_Recorded data_:

begin

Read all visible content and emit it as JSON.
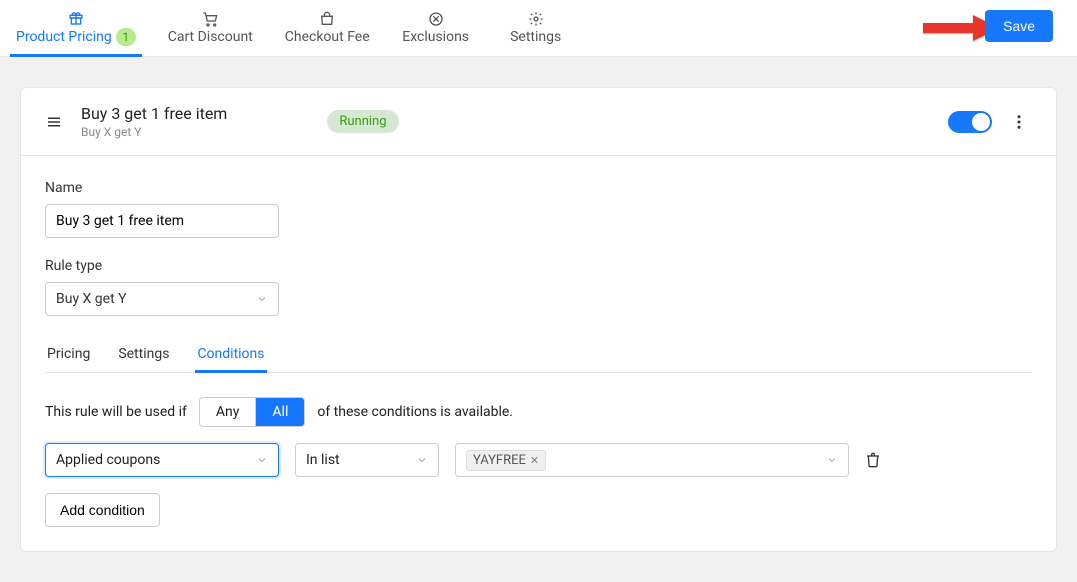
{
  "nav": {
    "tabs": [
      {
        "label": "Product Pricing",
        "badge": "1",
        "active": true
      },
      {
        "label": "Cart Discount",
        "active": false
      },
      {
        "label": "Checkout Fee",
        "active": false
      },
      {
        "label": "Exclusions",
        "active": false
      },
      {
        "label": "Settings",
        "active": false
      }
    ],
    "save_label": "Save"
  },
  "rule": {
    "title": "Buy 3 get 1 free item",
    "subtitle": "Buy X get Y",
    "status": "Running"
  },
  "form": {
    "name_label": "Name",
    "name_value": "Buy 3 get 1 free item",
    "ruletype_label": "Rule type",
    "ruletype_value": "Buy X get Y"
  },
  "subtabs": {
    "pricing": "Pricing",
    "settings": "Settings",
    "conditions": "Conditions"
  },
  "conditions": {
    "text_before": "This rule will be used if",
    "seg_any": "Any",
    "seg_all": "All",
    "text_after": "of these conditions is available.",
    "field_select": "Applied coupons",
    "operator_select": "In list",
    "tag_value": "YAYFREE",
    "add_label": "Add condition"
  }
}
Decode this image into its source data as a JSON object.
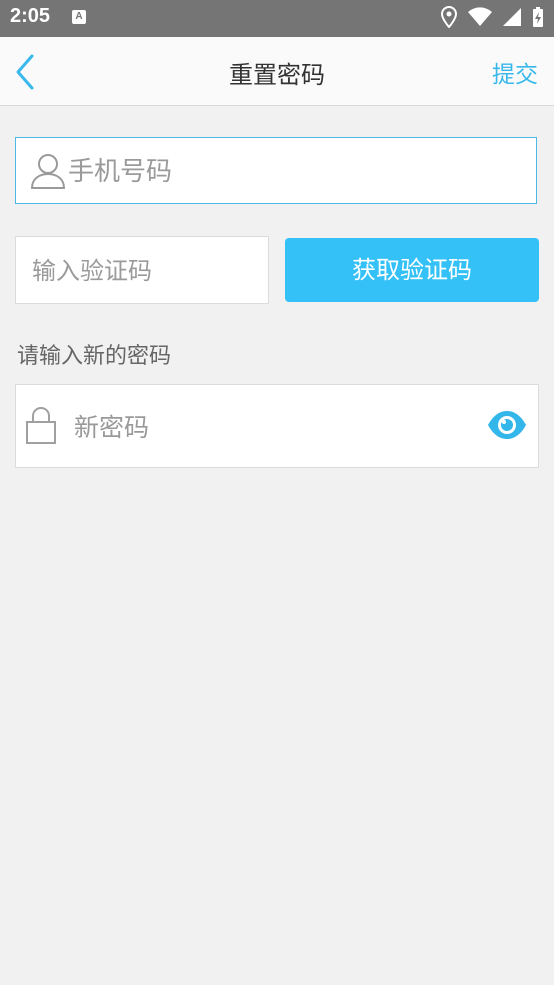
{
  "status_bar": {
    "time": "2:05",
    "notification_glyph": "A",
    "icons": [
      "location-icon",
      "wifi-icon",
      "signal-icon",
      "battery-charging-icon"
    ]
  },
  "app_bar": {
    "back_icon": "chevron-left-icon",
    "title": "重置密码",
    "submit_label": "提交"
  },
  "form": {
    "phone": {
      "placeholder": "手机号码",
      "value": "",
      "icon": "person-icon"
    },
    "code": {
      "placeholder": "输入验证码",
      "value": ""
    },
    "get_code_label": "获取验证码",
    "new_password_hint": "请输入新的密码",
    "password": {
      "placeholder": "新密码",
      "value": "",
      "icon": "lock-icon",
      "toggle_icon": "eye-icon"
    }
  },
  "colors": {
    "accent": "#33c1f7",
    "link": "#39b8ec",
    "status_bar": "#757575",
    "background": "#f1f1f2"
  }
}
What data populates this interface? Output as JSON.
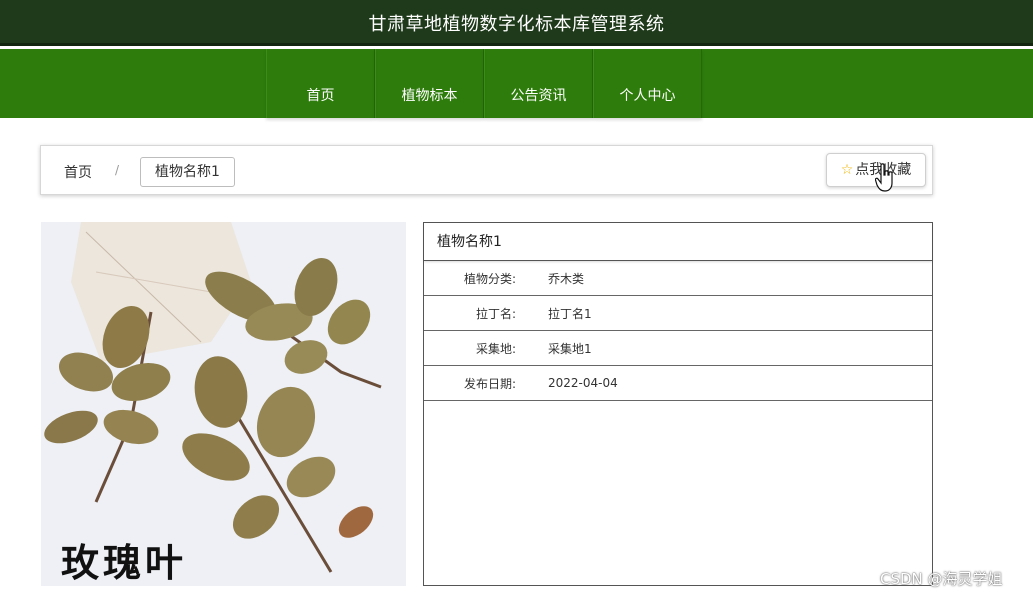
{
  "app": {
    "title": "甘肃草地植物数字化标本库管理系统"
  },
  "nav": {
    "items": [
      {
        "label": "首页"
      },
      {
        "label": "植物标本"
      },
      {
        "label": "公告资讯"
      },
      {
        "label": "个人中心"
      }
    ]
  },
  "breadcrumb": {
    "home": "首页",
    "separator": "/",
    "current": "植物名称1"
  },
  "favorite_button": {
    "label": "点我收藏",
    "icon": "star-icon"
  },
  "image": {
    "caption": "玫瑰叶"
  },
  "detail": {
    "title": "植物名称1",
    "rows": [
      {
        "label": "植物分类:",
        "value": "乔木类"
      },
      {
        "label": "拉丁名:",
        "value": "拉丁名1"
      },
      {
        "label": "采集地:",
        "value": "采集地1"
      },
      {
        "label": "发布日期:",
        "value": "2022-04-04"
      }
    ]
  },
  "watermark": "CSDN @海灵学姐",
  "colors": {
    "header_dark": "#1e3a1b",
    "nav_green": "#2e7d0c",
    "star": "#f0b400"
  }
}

end
begin

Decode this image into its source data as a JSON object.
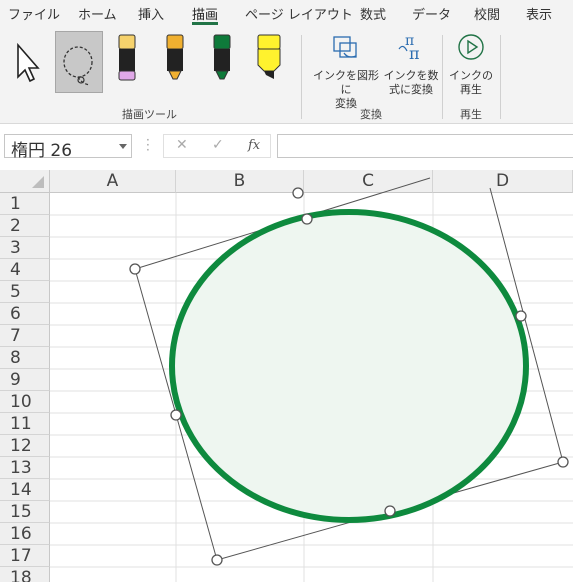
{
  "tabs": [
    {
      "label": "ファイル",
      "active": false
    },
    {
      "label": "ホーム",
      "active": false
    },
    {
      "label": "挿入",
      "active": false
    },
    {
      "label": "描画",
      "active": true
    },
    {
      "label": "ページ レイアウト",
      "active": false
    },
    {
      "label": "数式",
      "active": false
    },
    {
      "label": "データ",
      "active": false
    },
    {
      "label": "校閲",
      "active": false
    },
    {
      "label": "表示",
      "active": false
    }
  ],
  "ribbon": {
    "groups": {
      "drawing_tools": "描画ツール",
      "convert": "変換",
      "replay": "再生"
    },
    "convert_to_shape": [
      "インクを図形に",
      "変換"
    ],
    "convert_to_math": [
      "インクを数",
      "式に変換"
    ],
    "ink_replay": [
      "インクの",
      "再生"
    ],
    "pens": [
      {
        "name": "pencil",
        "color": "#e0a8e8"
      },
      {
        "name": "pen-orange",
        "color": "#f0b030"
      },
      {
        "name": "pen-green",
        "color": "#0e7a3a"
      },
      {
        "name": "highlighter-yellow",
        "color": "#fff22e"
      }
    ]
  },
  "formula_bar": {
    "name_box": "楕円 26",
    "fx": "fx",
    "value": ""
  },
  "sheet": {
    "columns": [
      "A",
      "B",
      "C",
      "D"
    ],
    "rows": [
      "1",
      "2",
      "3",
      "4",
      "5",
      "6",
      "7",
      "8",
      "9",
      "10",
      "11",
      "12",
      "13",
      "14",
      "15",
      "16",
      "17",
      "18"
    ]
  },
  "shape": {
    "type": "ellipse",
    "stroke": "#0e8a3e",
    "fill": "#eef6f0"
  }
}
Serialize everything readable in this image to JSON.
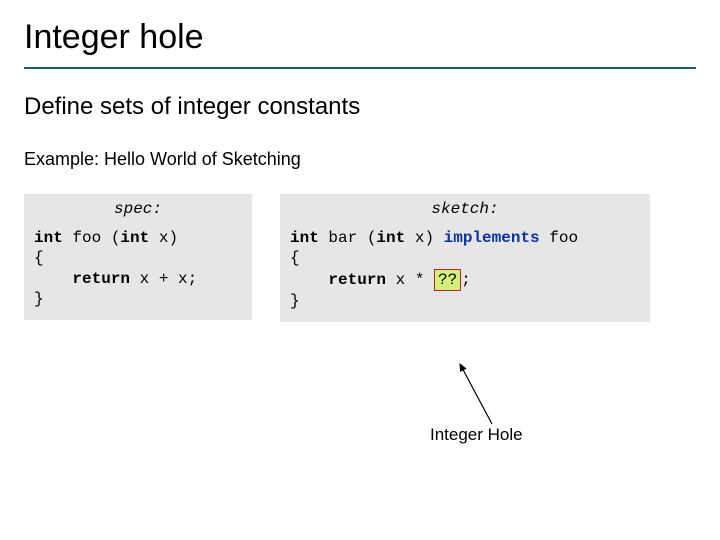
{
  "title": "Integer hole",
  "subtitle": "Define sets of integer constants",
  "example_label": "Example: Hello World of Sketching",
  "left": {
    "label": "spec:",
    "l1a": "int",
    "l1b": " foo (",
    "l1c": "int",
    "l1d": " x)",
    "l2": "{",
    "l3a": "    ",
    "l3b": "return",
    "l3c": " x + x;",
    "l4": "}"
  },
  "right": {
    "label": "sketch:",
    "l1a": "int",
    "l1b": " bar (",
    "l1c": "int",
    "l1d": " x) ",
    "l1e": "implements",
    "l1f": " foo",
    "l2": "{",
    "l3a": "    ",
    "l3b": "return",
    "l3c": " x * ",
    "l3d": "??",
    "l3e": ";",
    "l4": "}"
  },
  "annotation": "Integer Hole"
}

end
begin

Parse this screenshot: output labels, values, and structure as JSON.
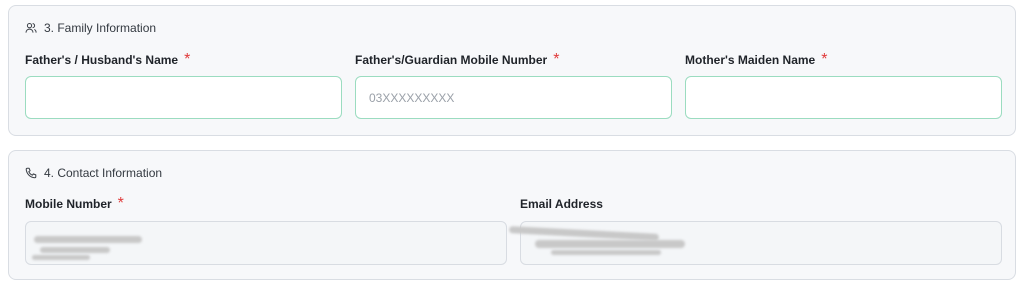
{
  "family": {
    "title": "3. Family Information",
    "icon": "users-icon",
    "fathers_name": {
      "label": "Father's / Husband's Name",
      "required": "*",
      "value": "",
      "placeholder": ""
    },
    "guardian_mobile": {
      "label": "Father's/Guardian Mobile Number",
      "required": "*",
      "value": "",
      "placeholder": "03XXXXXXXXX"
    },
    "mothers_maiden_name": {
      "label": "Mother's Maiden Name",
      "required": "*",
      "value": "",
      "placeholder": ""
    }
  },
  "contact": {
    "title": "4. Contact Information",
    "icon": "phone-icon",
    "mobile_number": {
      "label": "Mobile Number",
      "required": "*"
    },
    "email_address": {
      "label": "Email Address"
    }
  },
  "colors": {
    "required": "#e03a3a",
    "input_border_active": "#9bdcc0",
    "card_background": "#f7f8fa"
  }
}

end

_Your instructions_:
Count the lines that hold the string "placeholder" and state that number alone.

_Exercise result_:
6